* [EXERCISE MATERIAL]:
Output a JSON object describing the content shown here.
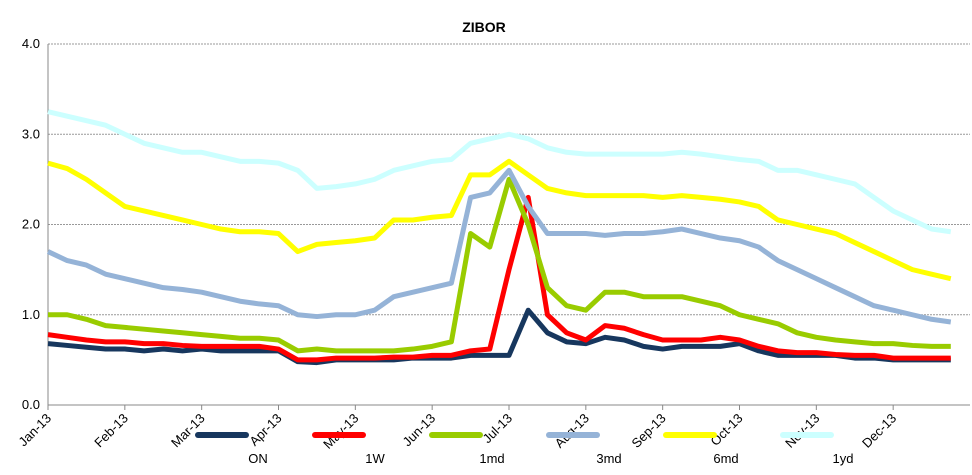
{
  "chart_data": {
    "type": "line",
    "title": "ZIBOR",
    "categories": [
      "Jan-13",
      null,
      null,
      null,
      "Feb-13",
      null,
      null,
      null,
      "Mar-13",
      null,
      null,
      null,
      "Apr-13",
      null,
      null,
      null,
      "May-13",
      null,
      null,
      null,
      "Jun-13",
      null,
      null,
      null,
      "Jul-13",
      null,
      null,
      null,
      "Aug-13",
      null,
      null,
      null,
      "Sep-13",
      null,
      null,
      null,
      "Oct-13",
      null,
      null,
      null,
      "Nov-13",
      null,
      null,
      null,
      "Dec-13",
      null,
      null,
      null
    ],
    "series": [
      {
        "name": "ON",
        "color": "#17375e",
        "values": [
          0.68,
          0.66,
          0.64,
          0.62,
          0.62,
          0.6,
          0.62,
          0.6,
          0.62,
          0.6,
          0.6,
          0.6,
          0.6,
          0.48,
          0.47,
          0.5,
          0.5,
          0.5,
          0.5,
          0.52,
          0.52,
          0.52,
          0.55,
          0.55,
          0.55,
          1.05,
          0.8,
          0.7,
          0.68,
          0.75,
          0.72,
          0.65,
          0.62,
          0.65,
          0.65,
          0.65,
          0.68,
          0.6,
          0.55,
          0.55,
          0.55,
          0.55,
          0.52,
          0.52,
          0.5,
          0.5,
          0.5,
          0.5
        ]
      },
      {
        "name": "1W",
        "color": "#ff0000",
        "values": [
          0.78,
          0.75,
          0.72,
          0.7,
          0.7,
          0.68,
          0.68,
          0.66,
          0.65,
          0.65,
          0.65,
          0.65,
          0.62,
          0.5,
          0.5,
          0.52,
          0.52,
          0.52,
          0.53,
          0.53,
          0.55,
          0.55,
          0.6,
          0.62,
          1.5,
          2.3,
          1.0,
          0.8,
          0.72,
          0.88,
          0.85,
          0.78,
          0.72,
          0.72,
          0.72,
          0.75,
          0.72,
          0.65,
          0.6,
          0.58,
          0.58,
          0.56,
          0.55,
          0.55,
          0.52,
          0.52,
          0.52,
          0.52
        ]
      },
      {
        "name": "1md",
        "color": "#99cc00",
        "values": [
          1.0,
          1.0,
          0.95,
          0.88,
          0.86,
          0.84,
          0.82,
          0.8,
          0.78,
          0.76,
          0.74,
          0.74,
          0.72,
          0.6,
          0.62,
          0.6,
          0.6,
          0.6,
          0.6,
          0.62,
          0.65,
          0.7,
          1.9,
          1.75,
          2.5,
          2.0,
          1.3,
          1.1,
          1.05,
          1.25,
          1.25,
          1.2,
          1.2,
          1.2,
          1.15,
          1.1,
          1.0,
          0.95,
          0.9,
          0.8,
          0.75,
          0.72,
          0.7,
          0.68,
          0.68,
          0.66,
          0.65,
          0.65
        ]
      },
      {
        "name": "3md",
        "color": "#95b3d7",
        "values": [
          1.7,
          1.6,
          1.55,
          1.45,
          1.4,
          1.35,
          1.3,
          1.28,
          1.25,
          1.2,
          1.15,
          1.12,
          1.1,
          1.0,
          0.98,
          1.0,
          1.0,
          1.05,
          1.2,
          1.25,
          1.3,
          1.35,
          2.3,
          2.35,
          2.6,
          2.2,
          1.9,
          1.9,
          1.9,
          1.88,
          1.9,
          1.9,
          1.92,
          1.95,
          1.9,
          1.85,
          1.82,
          1.75,
          1.6,
          1.5,
          1.4,
          1.3,
          1.2,
          1.1,
          1.05,
          1.0,
          0.95,
          0.92
        ]
      },
      {
        "name": "6md",
        "color": "#ffff00",
        "values": [
          2.68,
          2.62,
          2.5,
          2.35,
          2.2,
          2.15,
          2.1,
          2.05,
          2.0,
          1.95,
          1.92,
          1.92,
          1.9,
          1.7,
          1.78,
          1.8,
          1.82,
          1.85,
          2.05,
          2.05,
          2.08,
          2.1,
          2.55,
          2.55,
          2.7,
          2.55,
          2.4,
          2.35,
          2.32,
          2.32,
          2.32,
          2.32,
          2.3,
          2.32,
          2.3,
          2.28,
          2.25,
          2.2,
          2.05,
          2.0,
          1.95,
          1.9,
          1.8,
          1.7,
          1.6,
          1.5,
          1.45,
          1.4
        ]
      },
      {
        "name": "1yd",
        "color": "#ccffff",
        "values": [
          3.25,
          3.2,
          3.15,
          3.1,
          3.0,
          2.9,
          2.85,
          2.8,
          2.8,
          2.75,
          2.7,
          2.7,
          2.68,
          2.6,
          2.4,
          2.42,
          2.45,
          2.5,
          2.6,
          2.65,
          2.7,
          2.72,
          2.9,
          2.95,
          3.0,
          2.95,
          2.85,
          2.8,
          2.78,
          2.78,
          2.78,
          2.78,
          2.78,
          2.8,
          2.78,
          2.75,
          2.72,
          2.7,
          2.6,
          2.6,
          2.55,
          2.5,
          2.45,
          2.3,
          2.15,
          2.05,
          1.95,
          1.92
        ]
      }
    ],
    "ylim": [
      0,
      4
    ],
    "yticks": [
      {
        "value": 0,
        "label": "0.0"
      },
      {
        "value": 1,
        "label": "1.0"
      },
      {
        "value": 2,
        "label": "2.0"
      },
      {
        "value": 3,
        "label": "3.0"
      },
      {
        "value": 4,
        "label": "4.0"
      }
    ],
    "grid": true,
    "legend": "bottom"
  }
}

* [TASK BRIEF]: Go through the entries above and copy every line containing "label".

* [RESPONSE BELOW]:
        "label": "0.0"
        "label": "1.0"
        "label": "2.0"
        "label": "3.0"
        "label": "4.0"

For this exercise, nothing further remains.